### Task material
------------------------------

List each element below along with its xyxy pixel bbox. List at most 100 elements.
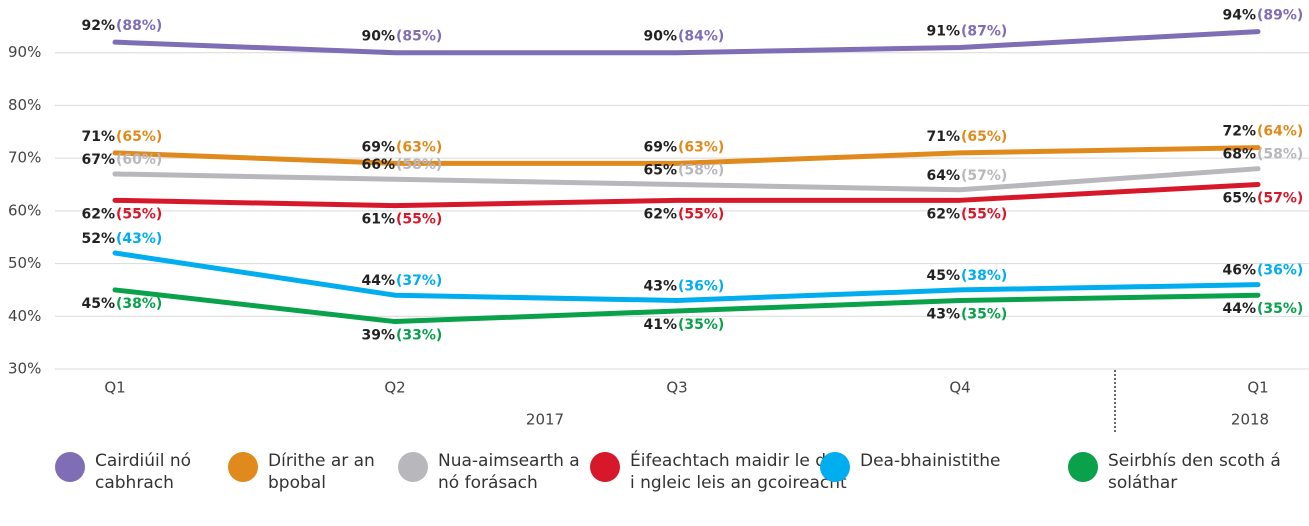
year-label: 2018: [1231, 411, 1269, 429]
legend-item: Seirbhís den scoth á soláthar: [1068, 450, 1308, 494]
comparison-label: (55%): [396, 212, 442, 228]
y-tick-label: 80%: [8, 96, 41, 114]
comparison-label: (35%): [1257, 301, 1303, 317]
data-label: 62%: [643, 206, 677, 222]
data-label: 44%: [1222, 301, 1256, 317]
comparison-label: (36%): [1257, 263, 1303, 279]
legend-swatch: [228, 452, 258, 482]
data-label: 62%: [81, 206, 115, 222]
comparison-label: (55%): [116, 206, 162, 222]
data-label: 43%: [643, 278, 677, 294]
legend-swatch: [398, 452, 428, 482]
year-label: 2017: [526, 411, 564, 429]
comparison-label: (64%): [1257, 124, 1303, 140]
series-line: [112, 182, 1261, 209]
data-label: 91%: [926, 23, 960, 39]
comparison-label: (65%): [116, 129, 162, 145]
comparison-label: (88%): [116, 18, 162, 34]
x-tick-label: Q1: [1247, 379, 1268, 397]
data-label: 68%: [1222, 147, 1256, 163]
y-tick-label: 70%: [8, 149, 41, 167]
comparison-label: (85%): [396, 29, 442, 45]
data-label: 69%: [643, 139, 677, 155]
y-tick-label: 40%: [8, 307, 41, 325]
legend-swatch: [820, 452, 850, 482]
data-label: 61%: [361, 212, 395, 228]
comparison-label: (58%): [396, 157, 442, 173]
comparison-label: (38%): [116, 296, 162, 312]
comparison-label: (33%): [396, 328, 442, 344]
legend-item: Éifeachtach maidir le dul i ngleic leis …: [590, 450, 850, 494]
data-label: 71%: [926, 129, 960, 145]
comparison-label: (35%): [678, 317, 724, 333]
legend-label: Cairdiúil nó cabhrach: [95, 451, 192, 493]
comparison-label: (36%): [678, 278, 724, 294]
data-label: 45%: [81, 296, 115, 312]
data-label: 67%: [81, 152, 115, 168]
data-label: 71%: [81, 129, 115, 145]
data-label: 69%: [361, 139, 395, 155]
data-label: 66%: [361, 157, 395, 173]
data-label: 39%: [361, 328, 395, 344]
series-line: [112, 29, 1261, 56]
legend: Cairdiúil nó cabhrach Dírithe ar an bpoba…: [0, 450, 1309, 526]
data-label: 65%: [643, 163, 677, 179]
data-label: 62%: [926, 206, 960, 222]
legend-label: Dea-bhainistithe: [860, 451, 1001, 471]
legend-label: Seirbhís den scoth á soláthar: [1108, 451, 1281, 493]
legend-label: Nua-aimsearth a nó forásach: [438, 451, 580, 493]
legend-item: Dírithe ar an bpobal: [228, 450, 388, 494]
comparison-label: (63%): [396, 139, 442, 155]
legend-item: Dea-bhainistithe: [820, 450, 1040, 482]
data-label: 44%: [361, 273, 395, 289]
comparison-label: (57%): [961, 168, 1007, 184]
x-tick-label: Q4: [949, 379, 970, 397]
data-label: 90%: [361, 29, 395, 45]
legend-label: Éifeachtach maidir le dul i ngleic leis …: [630, 451, 847, 493]
data-label: 52%: [81, 231, 115, 247]
comparison-label: (58%): [678, 163, 724, 179]
data-label: 90%: [643, 29, 677, 45]
x-tick-label: Q3: [666, 379, 687, 397]
data-label: 41%: [643, 317, 677, 333]
comparison-label: (60%): [116, 152, 162, 168]
series-line: [112, 287, 1261, 325]
series-line: [112, 250, 1261, 303]
comparison-label: (87%): [961, 23, 1007, 39]
legend-swatch: [590, 452, 620, 482]
data-label: 92%: [81, 18, 115, 34]
comparison-label: (57%): [1257, 191, 1303, 207]
comparison-label: (65%): [961, 129, 1007, 145]
y-tick-label: 50%: [8, 254, 41, 272]
data-label: 46%: [1222, 263, 1256, 279]
legend-item: Cairdiúil nó cabhrach: [55, 450, 225, 494]
legend-item: Nua-aimsearth a nó forásach: [398, 450, 598, 494]
x-tick-label: Q2: [384, 379, 405, 397]
comparison-label: (58%): [1257, 147, 1303, 163]
x-tick-label: Q1: [104, 379, 125, 397]
data-label: 43%: [926, 306, 960, 322]
data-label: 45%: [926, 268, 960, 284]
legend-swatch: [1068, 452, 1098, 482]
comparison-label: (84%): [678, 29, 724, 45]
comparison-label: (55%): [961, 206, 1007, 222]
comparison-label: (38%): [961, 268, 1007, 284]
y-tick-label: 30%: [8, 360, 41, 378]
comparison-label: (63%): [678, 139, 724, 155]
comparison-label: (43%): [116, 231, 162, 247]
comparison-label: (89%): [1257, 8, 1303, 24]
y-tick-label: 90%: [8, 43, 41, 61]
comparison-label: (37%): [396, 273, 442, 289]
series-line: [112, 166, 1261, 193]
data-label: 65%: [1222, 191, 1256, 207]
data-label: 94%: [1222, 8, 1256, 24]
comparison-label: (35%): [961, 306, 1007, 322]
y-tick-label: 60%: [8, 201, 41, 219]
series-line: [112, 145, 1261, 166]
chart: 2017 2018 30% 40% 50% 60% 70% 80% 90% Q1 Q2 Q3 Q4 Q…: [8, 8, 1309, 432]
legend-label: Dírithe ar an bpobal: [268, 451, 375, 493]
data-label: 72%: [1222, 124, 1256, 140]
comparison-label: (55%): [678, 206, 724, 222]
data-label: 64%: [926, 168, 960, 184]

------------------------------

### Exercise
Copy out all of the material above word for word, leaving out any pictures.

### Exercise result
List each element below along with its xyxy pixel bbox. List at most 100 elements.
year-label: 2018: [1231, 411, 1269, 429]
legend-item: Seirbhís den scoth á soláthar: [1068, 450, 1308, 494]
comparison-label: (55%): [396, 212, 442, 228]
y-tick-label: 80%: [8, 96, 41, 114]
comparison-label: (35%): [1257, 301, 1303, 317]
data-label: 62%: [643, 206, 677, 222]
data-label: 44%: [1222, 301, 1256, 317]
comparison-label: (36%): [1257, 263, 1303, 279]
legend-swatch: [228, 452, 258, 482]
data-label: 62%: [81, 206, 115, 222]
comparison-label: (55%): [116, 206, 162, 222]
data-label: 43%: [643, 278, 677, 294]
legend-swatch: [398, 452, 428, 482]
year-label: 2017: [526, 411, 564, 429]
comparison-label: (64%): [1257, 124, 1303, 140]
series-line: [112, 182, 1261, 209]
data-label: 91%: [926, 23, 960, 39]
comparison-label: (65%): [116, 129, 162, 145]
comparison-label: (88%): [116, 18, 162, 34]
x-tick-label: Q1: [1247, 379, 1268, 397]
data-label: 68%: [1222, 147, 1256, 163]
y-tick-label: 70%: [8, 149, 41, 167]
comparison-label: (85%): [396, 29, 442, 45]
data-label: 69%: [643, 139, 677, 155]
y-tick-label: 40%: [8, 307, 41, 325]
legend-swatch: [820, 452, 850, 482]
data-label: 61%: [361, 212, 395, 228]
comparison-label: (58%): [396, 157, 442, 173]
comparison-label: (38%): [116, 296, 162, 312]
comparison-label: (33%): [396, 328, 442, 344]
legend-item: Éifeachtach maidir le dul i ngleic leis …: [590, 450, 850, 494]
data-label: 71%: [926, 129, 960, 145]
comparison-label: (35%): [678, 317, 724, 333]
legend-label: Cairdiúil nó cabhrach: [95, 451, 192, 493]
comparison-label: (36%): [678, 278, 724, 294]
data-label: 45%: [81, 296, 115, 312]
data-label: 67%: [81, 152, 115, 168]
data-label: 71%: [81, 129, 115, 145]
data-label: 69%: [361, 139, 395, 155]
data-label: 66%: [361, 157, 395, 173]
data-label: 39%: [361, 328, 395, 344]
series-line: [112, 29, 1261, 56]
legend: Cairdiúil nó cabhrach Dírithe ar an bpoba…: [0, 450, 1309, 526]
data-label: 65%: [643, 163, 677, 179]
data-label: 62%: [926, 206, 960, 222]
legend-label: Dea-bhainistithe: [860, 451, 1001, 471]
legend-label: Seirbhís den scoth á soláthar: [1108, 451, 1281, 493]
legend-label: Nua-aimsearth a nó forásach: [438, 451, 580, 493]
legend-item: Dírithe ar an bpobal: [228, 450, 388, 494]
comparison-label: (63%): [396, 139, 442, 155]
legend-item: Dea-bhainistithe: [820, 450, 1040, 482]
data-label: 44%: [361, 273, 395, 289]
comparison-label: (57%): [961, 168, 1007, 184]
x-tick-label: Q4: [949, 379, 970, 397]
data-label: 90%: [361, 29, 395, 45]
legend-label: Éifeachtach maidir le dul i ngleic leis …: [630, 451, 847, 493]
data-label: 52%: [81, 231, 115, 247]
comparison-label: (58%): [678, 163, 724, 179]
data-label: 90%: [643, 29, 677, 45]
x-tick-label: Q3: [666, 379, 687, 397]
data-label: 41%: [643, 317, 677, 333]
comparison-label: (60%): [116, 152, 162, 168]
series-line: [112, 287, 1261, 325]
series-line: [112, 250, 1261, 303]
comparison-label: (87%): [961, 23, 1007, 39]
legend-swatch: [590, 452, 620, 482]
data-label: 92%: [81, 18, 115, 34]
comparison-label: (57%): [1257, 191, 1303, 207]
comparison-label: (65%): [961, 129, 1007, 145]
y-tick-label: 50%: [8, 254, 41, 272]
data-label: 46%: [1222, 263, 1256, 279]
legend-item: Cairdiúil nó cabhrach: [55, 450, 225, 494]
legend-item: Nua-aimsearth a nó forásach: [398, 450, 598, 494]
x-tick-label: Q2: [384, 379, 405, 397]
comparison-label: (58%): [1257, 147, 1303, 163]
x-tick-label: Q1: [104, 379, 125, 397]
data-label: 43%: [926, 306, 960, 322]
data-label: 45%: [926, 268, 960, 284]
legend-swatch: [1068, 452, 1098, 482]
comparison-label: (84%): [678, 29, 724, 45]
comparison-label: (55%): [961, 206, 1007, 222]
comparison-label: (38%): [961, 268, 1007, 284]
y-tick-label: 30%: [8, 360, 41, 378]
comparison-label: (63%): [678, 139, 724, 155]
comparison-label: (43%): [116, 231, 162, 247]
comparison-label: (89%): [1257, 8, 1303, 24]
y-tick-label: 90%: [8, 43, 41, 61]
comparison-label: (37%): [396, 273, 442, 289]
series-line: [112, 166, 1261, 193]
data-label: 65%: [1222, 191, 1256, 207]
data-label: 94%: [1222, 8, 1256, 24]
comparison-label: (35%): [961, 306, 1007, 322]
y-tick-label: 60%: [8, 201, 41, 219]
series-line: [112, 145, 1261, 166]
chart: 2017 2018 30% 40% 50% 60% 70% 80% 90% Q1 Q2 Q3 Q4 Q…: [8, 8, 1309, 432]
legend-label: Dírithe ar an bpobal: [268, 451, 375, 493]
data-label: 72%: [1222, 124, 1256, 140]
comparison-label: (55%): [678, 206, 724, 222]
data-label: 64%: [926, 168, 960, 184]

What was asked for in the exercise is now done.